◆ **What this task involves**
Gather all lines with the word "Question" in them.

◆ **Records for this exercise**
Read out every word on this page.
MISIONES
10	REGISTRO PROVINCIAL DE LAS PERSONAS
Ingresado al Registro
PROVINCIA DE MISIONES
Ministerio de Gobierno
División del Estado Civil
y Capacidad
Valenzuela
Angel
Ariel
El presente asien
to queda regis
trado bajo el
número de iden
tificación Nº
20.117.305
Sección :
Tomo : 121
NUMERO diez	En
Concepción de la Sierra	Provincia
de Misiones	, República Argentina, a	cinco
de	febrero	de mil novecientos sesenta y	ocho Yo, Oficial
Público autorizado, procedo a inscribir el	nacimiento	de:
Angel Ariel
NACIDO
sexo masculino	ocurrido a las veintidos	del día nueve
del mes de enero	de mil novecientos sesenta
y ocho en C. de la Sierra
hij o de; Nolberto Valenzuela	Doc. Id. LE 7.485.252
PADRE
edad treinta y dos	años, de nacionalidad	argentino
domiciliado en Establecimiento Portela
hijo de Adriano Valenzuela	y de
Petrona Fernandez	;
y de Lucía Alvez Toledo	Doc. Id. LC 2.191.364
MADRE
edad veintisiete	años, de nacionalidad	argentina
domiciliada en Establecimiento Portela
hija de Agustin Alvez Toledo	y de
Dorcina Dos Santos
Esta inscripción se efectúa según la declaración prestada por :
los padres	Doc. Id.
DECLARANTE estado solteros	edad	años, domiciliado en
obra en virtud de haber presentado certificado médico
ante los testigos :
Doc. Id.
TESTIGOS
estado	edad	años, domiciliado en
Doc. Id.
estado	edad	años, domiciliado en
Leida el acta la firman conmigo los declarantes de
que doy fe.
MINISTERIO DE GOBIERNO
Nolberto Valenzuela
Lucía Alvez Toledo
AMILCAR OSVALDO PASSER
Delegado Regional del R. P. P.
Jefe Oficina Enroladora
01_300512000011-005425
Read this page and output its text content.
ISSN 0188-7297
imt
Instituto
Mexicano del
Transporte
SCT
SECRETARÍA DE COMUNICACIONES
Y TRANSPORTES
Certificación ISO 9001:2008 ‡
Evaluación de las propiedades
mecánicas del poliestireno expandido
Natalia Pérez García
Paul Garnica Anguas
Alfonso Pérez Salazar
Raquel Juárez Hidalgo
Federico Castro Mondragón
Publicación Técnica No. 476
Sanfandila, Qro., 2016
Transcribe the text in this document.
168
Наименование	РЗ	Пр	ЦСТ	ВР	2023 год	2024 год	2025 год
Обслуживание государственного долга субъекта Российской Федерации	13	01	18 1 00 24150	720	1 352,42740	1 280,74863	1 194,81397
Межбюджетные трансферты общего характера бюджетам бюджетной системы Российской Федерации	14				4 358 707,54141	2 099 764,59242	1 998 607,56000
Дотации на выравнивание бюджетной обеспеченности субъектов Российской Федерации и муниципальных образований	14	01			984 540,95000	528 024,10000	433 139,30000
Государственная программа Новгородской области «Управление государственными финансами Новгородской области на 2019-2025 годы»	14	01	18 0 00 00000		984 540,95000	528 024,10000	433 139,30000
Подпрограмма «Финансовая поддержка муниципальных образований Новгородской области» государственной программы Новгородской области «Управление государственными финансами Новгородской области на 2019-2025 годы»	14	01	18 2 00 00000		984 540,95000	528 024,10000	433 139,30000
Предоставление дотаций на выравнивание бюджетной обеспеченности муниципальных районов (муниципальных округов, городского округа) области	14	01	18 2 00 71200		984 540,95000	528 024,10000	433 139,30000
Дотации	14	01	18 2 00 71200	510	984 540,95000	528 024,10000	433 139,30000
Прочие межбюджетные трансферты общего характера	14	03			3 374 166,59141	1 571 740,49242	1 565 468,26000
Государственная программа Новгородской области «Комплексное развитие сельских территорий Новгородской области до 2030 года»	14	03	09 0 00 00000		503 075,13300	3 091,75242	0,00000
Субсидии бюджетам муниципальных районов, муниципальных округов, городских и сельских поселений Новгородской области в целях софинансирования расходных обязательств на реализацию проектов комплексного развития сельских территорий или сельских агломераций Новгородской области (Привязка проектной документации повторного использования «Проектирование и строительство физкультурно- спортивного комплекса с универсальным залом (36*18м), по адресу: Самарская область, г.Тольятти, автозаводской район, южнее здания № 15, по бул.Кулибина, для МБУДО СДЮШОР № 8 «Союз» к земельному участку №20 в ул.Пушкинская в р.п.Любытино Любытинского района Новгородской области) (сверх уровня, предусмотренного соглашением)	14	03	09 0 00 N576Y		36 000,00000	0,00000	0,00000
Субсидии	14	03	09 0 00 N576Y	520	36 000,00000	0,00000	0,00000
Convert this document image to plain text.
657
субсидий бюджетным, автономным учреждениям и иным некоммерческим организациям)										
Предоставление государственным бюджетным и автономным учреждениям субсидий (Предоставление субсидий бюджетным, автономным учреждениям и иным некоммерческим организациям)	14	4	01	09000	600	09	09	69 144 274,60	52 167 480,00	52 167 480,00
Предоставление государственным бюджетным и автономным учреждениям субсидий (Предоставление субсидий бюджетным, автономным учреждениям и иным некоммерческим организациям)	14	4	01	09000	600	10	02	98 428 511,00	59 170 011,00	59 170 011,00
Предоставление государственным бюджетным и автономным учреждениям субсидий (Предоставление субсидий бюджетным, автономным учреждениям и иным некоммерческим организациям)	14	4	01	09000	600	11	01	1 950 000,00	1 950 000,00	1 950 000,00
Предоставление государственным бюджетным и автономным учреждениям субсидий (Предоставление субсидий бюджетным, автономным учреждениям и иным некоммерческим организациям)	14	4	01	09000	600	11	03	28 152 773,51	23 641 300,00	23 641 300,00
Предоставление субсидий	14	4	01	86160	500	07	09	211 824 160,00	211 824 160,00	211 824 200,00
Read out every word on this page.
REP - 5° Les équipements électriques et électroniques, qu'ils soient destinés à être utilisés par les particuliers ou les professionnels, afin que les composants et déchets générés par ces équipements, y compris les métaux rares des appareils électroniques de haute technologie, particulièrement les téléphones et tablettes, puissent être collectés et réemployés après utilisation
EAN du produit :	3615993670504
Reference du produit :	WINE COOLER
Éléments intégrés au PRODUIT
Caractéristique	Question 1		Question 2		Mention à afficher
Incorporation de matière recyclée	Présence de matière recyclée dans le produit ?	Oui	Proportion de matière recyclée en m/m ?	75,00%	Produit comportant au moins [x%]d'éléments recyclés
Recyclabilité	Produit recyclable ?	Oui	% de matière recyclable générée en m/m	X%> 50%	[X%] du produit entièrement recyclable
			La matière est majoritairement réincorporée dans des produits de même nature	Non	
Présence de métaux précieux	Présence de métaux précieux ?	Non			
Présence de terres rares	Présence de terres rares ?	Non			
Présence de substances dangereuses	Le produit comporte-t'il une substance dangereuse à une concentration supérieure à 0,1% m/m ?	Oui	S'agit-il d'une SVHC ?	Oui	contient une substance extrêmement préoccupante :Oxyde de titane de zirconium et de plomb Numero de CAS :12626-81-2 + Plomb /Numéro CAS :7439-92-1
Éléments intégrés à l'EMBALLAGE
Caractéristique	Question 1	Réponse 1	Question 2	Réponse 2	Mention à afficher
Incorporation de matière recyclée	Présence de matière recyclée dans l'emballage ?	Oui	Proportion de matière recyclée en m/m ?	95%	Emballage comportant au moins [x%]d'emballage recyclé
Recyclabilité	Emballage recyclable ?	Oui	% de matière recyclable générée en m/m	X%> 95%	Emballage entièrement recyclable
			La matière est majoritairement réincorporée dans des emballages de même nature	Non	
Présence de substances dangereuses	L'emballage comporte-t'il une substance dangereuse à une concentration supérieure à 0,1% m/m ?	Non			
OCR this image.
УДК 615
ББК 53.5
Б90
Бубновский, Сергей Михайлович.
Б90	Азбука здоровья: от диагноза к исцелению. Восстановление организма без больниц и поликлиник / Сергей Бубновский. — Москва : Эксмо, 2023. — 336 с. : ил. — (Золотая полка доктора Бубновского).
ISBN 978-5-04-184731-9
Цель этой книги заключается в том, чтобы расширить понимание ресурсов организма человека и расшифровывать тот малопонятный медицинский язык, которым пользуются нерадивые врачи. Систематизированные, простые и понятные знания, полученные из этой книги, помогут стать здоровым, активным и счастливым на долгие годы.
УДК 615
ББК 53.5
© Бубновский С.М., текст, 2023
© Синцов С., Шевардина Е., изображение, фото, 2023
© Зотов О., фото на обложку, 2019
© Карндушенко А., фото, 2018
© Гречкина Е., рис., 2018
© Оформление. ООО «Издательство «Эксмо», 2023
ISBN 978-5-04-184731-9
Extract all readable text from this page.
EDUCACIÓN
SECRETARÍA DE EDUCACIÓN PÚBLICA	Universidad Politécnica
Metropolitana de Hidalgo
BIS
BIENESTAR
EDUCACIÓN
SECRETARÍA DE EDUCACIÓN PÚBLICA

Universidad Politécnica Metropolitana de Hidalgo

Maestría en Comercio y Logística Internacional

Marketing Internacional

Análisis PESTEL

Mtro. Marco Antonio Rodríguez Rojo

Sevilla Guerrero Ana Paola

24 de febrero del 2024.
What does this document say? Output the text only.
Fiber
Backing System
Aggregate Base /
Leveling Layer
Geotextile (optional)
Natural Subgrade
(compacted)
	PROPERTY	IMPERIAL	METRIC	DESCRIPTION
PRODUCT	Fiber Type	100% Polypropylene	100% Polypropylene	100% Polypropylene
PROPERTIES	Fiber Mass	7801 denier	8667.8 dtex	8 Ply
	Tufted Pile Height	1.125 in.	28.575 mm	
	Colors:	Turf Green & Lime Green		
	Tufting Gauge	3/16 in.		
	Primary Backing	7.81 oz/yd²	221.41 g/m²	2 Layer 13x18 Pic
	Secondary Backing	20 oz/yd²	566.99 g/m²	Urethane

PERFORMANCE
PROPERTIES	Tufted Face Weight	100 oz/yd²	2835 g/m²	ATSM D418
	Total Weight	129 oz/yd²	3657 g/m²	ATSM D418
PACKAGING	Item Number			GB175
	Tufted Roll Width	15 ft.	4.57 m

◆ **Finished answer**
Caractéristique	Question 1		Question 2		Mention à afficher
Caractéristique	Question 1	Réponse 1	Question 2	Réponse 2	Mention à afficher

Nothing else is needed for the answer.